» **The exercise**: Go through the material below and copy all lines with "intended".

» **Data**:
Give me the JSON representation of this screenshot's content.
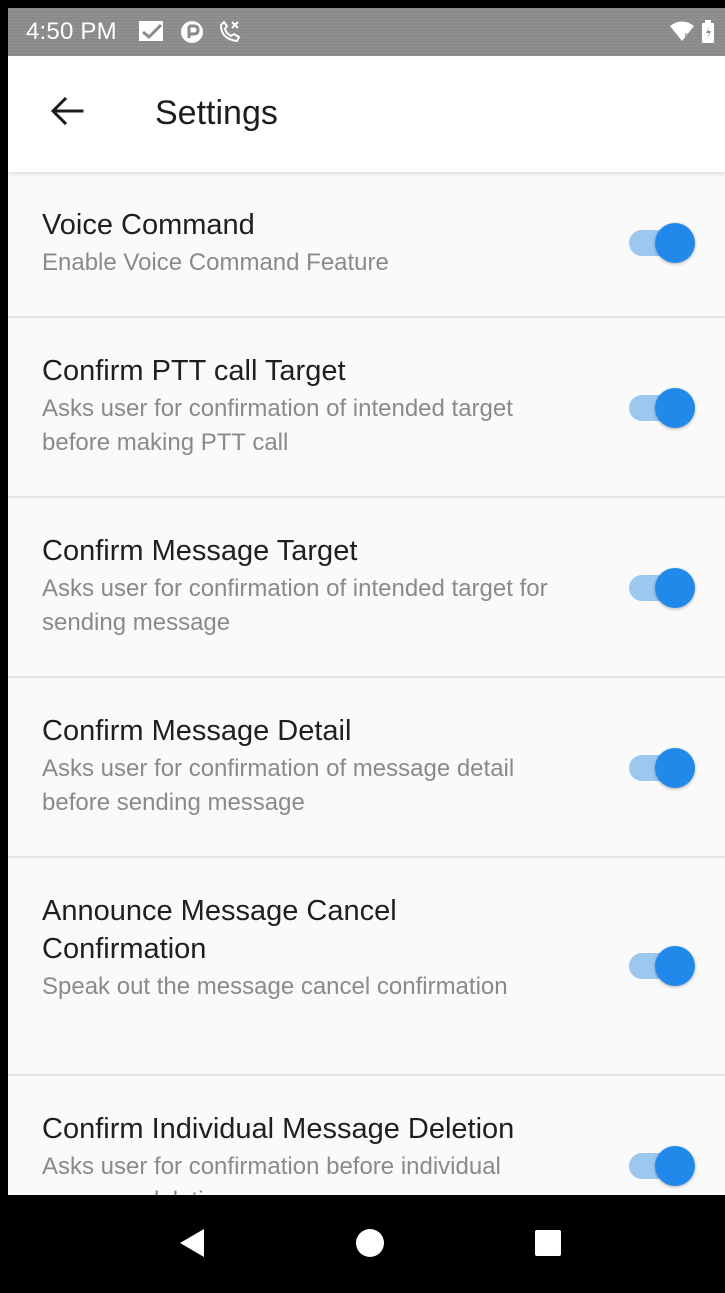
{
  "status_bar": {
    "time": "4:50 PM",
    "icons_left": [
      "message-icon",
      "location-icon",
      "missed-call-icon"
    ],
    "icons_right": [
      "wifi-icon",
      "battery-icon"
    ]
  },
  "app_bar": {
    "title": "Settings",
    "back_icon": "arrow-back-icon"
  },
  "settings": [
    {
      "title": "Voice Command",
      "description": "Enable Voice Command Feature",
      "enabled": true
    },
    {
      "title": "Confirm PTT call Target",
      "description": "Asks user for confirmation of intended target before making PTT call",
      "enabled": true
    },
    {
      "title": "Confirm Message Target",
      "description": "Asks user for confirmation of intended target for sending message",
      "enabled": true
    },
    {
      "title": "Confirm Message Detail",
      "description": "Asks user for confirmation of message detail before sending message",
      "enabled": true
    },
    {
      "title": "Announce Message Cancel Confirmation",
      "description": "Speak out the message cancel confirmation",
      "enabled": true
    },
    {
      "title": "Confirm Individual Message Deletion",
      "description": "Asks user for confirmation before individual message deletion",
      "enabled": true
    }
  ],
  "nav_bar": {
    "buttons": [
      "back-triangle-icon",
      "home-circle-icon",
      "recents-square-icon"
    ]
  },
  "colors": {
    "accent": "#2189ea",
    "track": "#9cc8f0",
    "status_bar": "#8a8a8a"
  }
}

» **The reply**:
      "description": "Asks user for confirmation of intended target before making PTT call",
      "description": "Asks user for confirmation of intended target for sending message",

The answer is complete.